Exercise prompt:
Look through the material and copy each line holding "hebdomadaires".

Information provided:
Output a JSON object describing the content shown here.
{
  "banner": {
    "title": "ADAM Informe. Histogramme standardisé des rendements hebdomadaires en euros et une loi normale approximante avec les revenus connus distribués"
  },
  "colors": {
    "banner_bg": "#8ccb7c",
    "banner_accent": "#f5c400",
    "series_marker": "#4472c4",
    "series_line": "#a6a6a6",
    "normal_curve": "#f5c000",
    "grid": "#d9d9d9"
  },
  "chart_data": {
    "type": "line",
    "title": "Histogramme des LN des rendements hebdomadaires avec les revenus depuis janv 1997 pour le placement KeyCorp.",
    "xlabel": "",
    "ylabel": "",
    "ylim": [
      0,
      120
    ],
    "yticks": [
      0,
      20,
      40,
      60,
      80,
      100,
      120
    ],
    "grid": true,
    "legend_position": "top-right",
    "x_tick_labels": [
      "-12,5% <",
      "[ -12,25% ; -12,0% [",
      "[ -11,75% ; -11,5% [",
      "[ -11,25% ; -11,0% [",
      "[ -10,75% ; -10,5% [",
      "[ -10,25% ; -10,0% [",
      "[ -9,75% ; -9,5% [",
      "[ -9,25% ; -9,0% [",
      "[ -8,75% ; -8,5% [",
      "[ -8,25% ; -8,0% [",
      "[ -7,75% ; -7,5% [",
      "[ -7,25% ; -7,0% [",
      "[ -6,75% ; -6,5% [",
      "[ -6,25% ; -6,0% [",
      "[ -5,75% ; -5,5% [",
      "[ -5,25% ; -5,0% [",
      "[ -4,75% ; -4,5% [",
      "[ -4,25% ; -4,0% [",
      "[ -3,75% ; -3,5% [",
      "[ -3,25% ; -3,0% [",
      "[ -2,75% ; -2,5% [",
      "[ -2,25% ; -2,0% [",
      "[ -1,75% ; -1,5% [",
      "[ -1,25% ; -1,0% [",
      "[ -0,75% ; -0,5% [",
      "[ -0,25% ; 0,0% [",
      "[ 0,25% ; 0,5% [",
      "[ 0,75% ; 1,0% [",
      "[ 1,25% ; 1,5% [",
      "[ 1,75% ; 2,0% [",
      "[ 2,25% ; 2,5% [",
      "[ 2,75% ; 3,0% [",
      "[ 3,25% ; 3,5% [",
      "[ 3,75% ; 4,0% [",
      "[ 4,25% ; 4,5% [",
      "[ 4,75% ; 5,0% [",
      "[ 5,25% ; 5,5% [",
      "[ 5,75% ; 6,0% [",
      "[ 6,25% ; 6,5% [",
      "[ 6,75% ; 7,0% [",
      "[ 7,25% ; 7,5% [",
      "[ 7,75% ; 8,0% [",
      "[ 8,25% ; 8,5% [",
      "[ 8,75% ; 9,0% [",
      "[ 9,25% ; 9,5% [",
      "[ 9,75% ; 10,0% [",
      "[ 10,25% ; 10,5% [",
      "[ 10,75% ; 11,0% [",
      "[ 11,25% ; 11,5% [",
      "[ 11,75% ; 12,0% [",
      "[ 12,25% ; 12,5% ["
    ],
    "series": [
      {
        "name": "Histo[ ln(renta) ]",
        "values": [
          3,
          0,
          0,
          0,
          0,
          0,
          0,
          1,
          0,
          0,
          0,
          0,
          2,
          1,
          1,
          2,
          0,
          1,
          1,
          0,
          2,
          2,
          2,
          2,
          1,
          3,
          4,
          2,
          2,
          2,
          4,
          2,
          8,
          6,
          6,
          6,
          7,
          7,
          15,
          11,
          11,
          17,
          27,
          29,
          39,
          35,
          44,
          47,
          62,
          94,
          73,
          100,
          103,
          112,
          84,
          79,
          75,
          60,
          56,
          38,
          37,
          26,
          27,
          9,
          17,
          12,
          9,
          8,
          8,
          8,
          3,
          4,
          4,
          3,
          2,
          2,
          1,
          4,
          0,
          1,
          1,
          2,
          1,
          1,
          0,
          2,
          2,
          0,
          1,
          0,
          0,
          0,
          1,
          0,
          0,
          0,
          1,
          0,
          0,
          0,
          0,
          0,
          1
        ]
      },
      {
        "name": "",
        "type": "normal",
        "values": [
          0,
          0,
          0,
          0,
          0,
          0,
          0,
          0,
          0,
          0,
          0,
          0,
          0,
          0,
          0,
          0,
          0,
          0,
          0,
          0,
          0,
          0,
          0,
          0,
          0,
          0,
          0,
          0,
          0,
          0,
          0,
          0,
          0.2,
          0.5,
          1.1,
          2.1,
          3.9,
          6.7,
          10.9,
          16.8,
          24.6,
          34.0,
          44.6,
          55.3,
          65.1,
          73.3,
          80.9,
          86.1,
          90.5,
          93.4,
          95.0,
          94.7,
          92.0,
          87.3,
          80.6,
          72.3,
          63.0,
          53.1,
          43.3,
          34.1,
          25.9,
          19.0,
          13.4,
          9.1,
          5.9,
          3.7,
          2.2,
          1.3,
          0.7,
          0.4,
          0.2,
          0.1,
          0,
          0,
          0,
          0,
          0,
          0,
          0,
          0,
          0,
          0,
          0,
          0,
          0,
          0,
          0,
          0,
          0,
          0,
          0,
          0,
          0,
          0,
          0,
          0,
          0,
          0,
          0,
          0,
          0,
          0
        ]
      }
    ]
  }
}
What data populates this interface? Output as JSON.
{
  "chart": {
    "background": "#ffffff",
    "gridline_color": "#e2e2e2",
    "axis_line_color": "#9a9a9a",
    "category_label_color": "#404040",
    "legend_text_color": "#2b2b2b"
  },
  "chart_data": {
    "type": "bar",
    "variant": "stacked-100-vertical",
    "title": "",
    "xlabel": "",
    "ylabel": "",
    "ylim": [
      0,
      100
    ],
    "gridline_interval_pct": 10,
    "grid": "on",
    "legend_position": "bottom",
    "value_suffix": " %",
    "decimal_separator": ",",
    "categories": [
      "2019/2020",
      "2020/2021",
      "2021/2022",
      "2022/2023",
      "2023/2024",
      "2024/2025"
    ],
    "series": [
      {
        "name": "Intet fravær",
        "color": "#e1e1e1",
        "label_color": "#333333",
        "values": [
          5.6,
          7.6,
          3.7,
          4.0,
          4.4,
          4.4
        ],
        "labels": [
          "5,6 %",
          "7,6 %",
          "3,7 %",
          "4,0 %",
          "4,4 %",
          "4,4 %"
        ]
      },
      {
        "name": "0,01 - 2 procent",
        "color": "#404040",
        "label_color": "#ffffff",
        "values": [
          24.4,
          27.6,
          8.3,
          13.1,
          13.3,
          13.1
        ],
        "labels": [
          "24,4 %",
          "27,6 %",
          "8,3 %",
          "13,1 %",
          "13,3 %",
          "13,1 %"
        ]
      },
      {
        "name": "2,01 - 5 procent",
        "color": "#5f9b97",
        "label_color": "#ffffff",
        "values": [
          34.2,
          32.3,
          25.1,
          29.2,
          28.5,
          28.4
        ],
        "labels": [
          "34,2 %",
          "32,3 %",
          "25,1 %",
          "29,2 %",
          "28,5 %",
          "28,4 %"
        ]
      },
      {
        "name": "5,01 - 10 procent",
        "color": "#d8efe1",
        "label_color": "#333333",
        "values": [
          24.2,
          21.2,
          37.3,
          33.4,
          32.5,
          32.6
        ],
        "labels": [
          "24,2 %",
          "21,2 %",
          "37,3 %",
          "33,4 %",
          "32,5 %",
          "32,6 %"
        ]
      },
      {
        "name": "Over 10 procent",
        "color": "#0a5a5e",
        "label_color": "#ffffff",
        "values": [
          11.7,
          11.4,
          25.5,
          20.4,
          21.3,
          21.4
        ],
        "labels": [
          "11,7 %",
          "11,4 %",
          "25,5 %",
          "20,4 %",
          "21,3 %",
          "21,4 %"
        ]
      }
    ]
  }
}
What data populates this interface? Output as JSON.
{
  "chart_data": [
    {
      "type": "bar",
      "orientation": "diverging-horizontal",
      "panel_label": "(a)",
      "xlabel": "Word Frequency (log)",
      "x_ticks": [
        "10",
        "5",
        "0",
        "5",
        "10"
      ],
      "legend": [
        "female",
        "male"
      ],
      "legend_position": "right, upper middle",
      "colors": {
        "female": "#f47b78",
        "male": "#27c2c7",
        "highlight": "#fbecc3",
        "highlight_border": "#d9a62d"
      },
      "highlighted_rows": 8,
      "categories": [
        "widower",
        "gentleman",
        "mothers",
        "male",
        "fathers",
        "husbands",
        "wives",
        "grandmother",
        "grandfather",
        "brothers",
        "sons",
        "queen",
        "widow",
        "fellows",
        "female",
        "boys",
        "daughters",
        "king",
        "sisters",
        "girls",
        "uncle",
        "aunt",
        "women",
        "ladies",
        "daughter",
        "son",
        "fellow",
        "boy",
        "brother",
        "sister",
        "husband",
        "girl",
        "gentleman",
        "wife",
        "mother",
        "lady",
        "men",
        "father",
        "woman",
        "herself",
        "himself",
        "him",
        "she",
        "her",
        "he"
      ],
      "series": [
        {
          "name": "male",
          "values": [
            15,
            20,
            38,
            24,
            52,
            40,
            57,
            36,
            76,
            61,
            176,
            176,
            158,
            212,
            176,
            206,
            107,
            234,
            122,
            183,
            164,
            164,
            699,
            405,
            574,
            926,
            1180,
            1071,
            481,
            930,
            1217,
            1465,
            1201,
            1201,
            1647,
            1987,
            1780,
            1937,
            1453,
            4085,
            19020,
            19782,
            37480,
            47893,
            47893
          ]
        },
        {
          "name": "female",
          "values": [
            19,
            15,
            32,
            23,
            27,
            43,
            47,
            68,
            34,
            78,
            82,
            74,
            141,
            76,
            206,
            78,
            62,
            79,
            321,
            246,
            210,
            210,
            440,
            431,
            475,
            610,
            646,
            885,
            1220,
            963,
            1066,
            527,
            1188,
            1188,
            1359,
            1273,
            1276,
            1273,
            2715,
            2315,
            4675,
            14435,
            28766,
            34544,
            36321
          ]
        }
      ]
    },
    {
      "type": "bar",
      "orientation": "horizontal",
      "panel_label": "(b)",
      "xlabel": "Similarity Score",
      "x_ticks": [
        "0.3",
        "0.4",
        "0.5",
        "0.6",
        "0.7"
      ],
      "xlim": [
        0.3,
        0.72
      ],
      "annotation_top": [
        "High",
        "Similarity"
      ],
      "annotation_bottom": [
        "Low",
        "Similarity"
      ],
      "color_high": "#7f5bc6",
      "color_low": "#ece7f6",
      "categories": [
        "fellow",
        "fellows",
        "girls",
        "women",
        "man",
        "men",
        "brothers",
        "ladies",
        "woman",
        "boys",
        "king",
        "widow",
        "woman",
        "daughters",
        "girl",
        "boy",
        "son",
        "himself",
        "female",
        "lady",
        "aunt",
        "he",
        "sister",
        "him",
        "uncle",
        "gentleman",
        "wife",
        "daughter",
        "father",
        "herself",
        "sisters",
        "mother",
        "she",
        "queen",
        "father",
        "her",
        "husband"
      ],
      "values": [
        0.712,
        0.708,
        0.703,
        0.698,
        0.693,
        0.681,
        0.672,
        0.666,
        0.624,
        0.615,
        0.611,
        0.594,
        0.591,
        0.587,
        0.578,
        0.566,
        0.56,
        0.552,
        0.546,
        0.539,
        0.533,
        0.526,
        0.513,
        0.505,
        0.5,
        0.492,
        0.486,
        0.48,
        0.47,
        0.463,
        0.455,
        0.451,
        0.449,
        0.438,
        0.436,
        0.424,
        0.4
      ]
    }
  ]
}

Exercise response:
    "title": "ADAM Informe. Histogramme standardisé des rendements hebdomadaires en euros et une loi normale approximante avec les revenus connus distribués"
    "title": "Histogramme des LN des rendements hebdomadaires avec les revenus depuis janv 1997 pour le placement KeyCorp.",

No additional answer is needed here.